■ WHAT YOU WILL DO ■
Each line below should be retyped exactly, with no pictures.

— BEGIN EXERCISE MATERIALS —

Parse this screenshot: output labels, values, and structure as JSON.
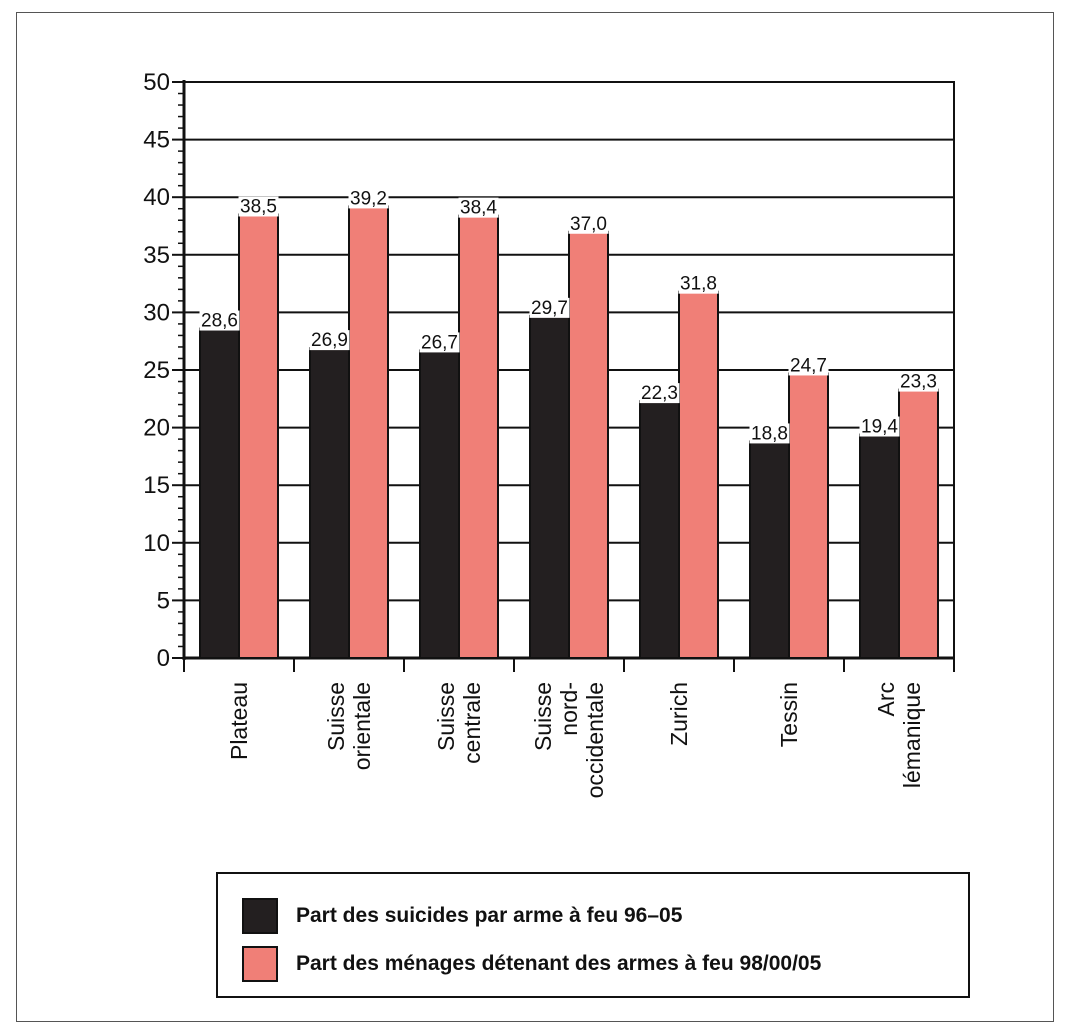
{
  "chart_data": {
    "type": "bar",
    "categories": [
      [
        "Plateau"
      ],
      [
        "Suisse",
        "orientale"
      ],
      [
        "Suisse",
        "centrale"
      ],
      [
        "Suisse",
        "nord-",
        "occidentale"
      ],
      [
        "Zurich"
      ],
      [
        "Tessin"
      ],
      [
        "Arc",
        "lémanique"
      ]
    ],
    "series": [
      {
        "name": "Part des suicides par arme à feu 96–05",
        "color": "#231f20",
        "values": [
          28.6,
          26.9,
          26.7,
          29.7,
          22.3,
          18.8,
          19.4
        ],
        "labels": [
          "28,6",
          "26,9",
          "26,7",
          "29,7",
          "22,3",
          "18,8",
          "19,4"
        ]
      },
      {
        "name": "Part des ménages détenant des armes à feu 98/00/05",
        "color": "#f07f77",
        "values": [
          38.5,
          39.2,
          38.4,
          37.0,
          31.8,
          24.7,
          23.3
        ],
        "labels": [
          "38,5",
          "39,2",
          "38,4",
          "37,0",
          "31,8",
          "24,7",
          "23,3"
        ]
      }
    ],
    "ylim": [
      0,
      50
    ],
    "yticks": [
      "0",
      "5",
      "10",
      "15",
      "20",
      "25",
      "30",
      "35",
      "40",
      "45",
      "50"
    ],
    "grid": true,
    "legend_position": "bottom"
  }
}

— END EXERCISE MATERIALS —

■ SOLUTION TO THE PROBLEM ■
Parse this screenshot: output labels, values, and structure as JSON.
{
  "chart_data": {
    "type": "bar",
    "categories": [
      [
        "Plateau"
      ],
      [
        "Suisse",
        "orientale"
      ],
      [
        "Suisse",
        "centrale"
      ],
      [
        "Suisse",
        "nord-",
        "occidentale"
      ],
      [
        "Zurich"
      ],
      [
        "Tessin"
      ],
      [
        "Arc",
        "lémanique"
      ]
    ],
    "series": [
      {
        "name": "Part des suicides par arme à feu 96–05",
        "color": "#231f20",
        "values": [
          28.6,
          26.9,
          26.7,
          29.7,
          22.3,
          18.8,
          19.4
        ],
        "labels": [
          "28,6",
          "26,9",
          "26,7",
          "29,7",
          "22,3",
          "18,8",
          "19,4"
        ]
      },
      {
        "name": "Part des ménages détenant des armes à feu 98/00/05",
        "color": "#f07f77",
        "values": [
          38.5,
          39.2,
          38.4,
          37.0,
          31.8,
          24.7,
          23.3
        ],
        "labels": [
          "38,5",
          "39,2",
          "38,4",
          "37,0",
          "31,8",
          "24,7",
          "23,3"
        ]
      }
    ],
    "ylim": [
      0,
      50
    ],
    "yticks": [
      "0",
      "5",
      "10",
      "15",
      "20",
      "25",
      "30",
      "35",
      "40",
      "45",
      "50"
    ],
    "grid": true,
    "legend_position": "bottom"
  }
}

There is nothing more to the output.